STATED TASK: Extract from the listing each line in which the word "name" appears.

Stored data:

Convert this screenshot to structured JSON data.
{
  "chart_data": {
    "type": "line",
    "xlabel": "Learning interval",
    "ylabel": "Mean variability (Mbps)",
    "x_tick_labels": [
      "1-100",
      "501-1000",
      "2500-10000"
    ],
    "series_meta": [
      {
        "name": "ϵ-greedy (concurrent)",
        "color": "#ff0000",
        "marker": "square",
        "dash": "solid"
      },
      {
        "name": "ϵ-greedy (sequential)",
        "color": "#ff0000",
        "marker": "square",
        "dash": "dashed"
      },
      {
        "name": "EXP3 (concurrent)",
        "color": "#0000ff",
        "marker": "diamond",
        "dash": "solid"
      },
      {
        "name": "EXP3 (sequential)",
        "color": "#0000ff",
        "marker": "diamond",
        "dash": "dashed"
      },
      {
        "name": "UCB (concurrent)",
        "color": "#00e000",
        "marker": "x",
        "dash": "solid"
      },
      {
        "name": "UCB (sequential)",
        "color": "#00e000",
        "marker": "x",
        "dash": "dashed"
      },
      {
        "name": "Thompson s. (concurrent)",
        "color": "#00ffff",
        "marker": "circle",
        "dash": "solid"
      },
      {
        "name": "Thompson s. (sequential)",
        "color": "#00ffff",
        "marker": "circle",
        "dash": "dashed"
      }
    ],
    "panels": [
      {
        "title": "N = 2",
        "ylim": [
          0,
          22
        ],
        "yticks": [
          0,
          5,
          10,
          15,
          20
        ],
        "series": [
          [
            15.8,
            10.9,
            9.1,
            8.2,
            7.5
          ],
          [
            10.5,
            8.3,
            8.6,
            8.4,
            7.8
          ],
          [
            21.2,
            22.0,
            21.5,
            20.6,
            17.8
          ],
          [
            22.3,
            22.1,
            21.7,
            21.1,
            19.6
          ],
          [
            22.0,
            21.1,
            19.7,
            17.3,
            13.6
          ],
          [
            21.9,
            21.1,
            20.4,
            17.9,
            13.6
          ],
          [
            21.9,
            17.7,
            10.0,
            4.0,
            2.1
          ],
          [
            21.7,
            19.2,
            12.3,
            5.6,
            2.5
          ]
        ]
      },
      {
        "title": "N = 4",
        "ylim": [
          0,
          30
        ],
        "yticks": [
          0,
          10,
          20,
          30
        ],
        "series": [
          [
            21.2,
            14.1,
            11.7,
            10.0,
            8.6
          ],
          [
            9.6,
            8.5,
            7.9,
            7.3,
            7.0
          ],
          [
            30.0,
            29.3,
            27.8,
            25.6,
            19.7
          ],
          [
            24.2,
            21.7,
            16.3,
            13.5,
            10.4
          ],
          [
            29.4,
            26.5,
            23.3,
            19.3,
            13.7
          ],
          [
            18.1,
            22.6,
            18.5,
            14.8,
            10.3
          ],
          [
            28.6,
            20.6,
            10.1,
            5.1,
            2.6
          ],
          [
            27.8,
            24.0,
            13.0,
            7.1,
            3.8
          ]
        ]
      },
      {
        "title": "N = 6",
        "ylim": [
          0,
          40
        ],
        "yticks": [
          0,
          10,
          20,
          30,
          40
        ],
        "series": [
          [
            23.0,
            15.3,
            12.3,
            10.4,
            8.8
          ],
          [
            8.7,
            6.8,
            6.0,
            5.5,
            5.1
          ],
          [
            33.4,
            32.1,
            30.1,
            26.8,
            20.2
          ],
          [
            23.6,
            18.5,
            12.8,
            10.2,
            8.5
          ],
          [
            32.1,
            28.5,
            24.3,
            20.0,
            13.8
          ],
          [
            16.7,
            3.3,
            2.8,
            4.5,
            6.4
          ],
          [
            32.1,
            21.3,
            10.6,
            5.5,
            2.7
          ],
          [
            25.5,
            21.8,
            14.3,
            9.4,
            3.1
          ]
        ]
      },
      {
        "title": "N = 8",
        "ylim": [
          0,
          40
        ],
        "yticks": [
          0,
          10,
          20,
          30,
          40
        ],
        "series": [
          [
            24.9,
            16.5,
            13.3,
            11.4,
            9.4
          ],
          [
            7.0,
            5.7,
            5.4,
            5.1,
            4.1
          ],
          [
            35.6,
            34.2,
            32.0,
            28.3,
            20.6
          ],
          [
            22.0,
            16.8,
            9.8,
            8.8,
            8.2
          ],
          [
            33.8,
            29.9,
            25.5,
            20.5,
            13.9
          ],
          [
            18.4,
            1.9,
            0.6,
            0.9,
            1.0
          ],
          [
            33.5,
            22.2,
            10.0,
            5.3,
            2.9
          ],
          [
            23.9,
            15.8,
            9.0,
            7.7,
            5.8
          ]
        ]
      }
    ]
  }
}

WORKED SOLUTION:
        "name": "ϵ-greedy (concurrent)",
        "name": "ϵ-greedy (sequential)",
        "name": "EXP3 (concurrent)",
        "name": "EXP3 (sequential)",
        "name": "UCB (concurrent)",
        "name": "UCB (sequential)",
        "name": "Thompson s. (concurrent)",
        "name": "Thompson s. (sequential)",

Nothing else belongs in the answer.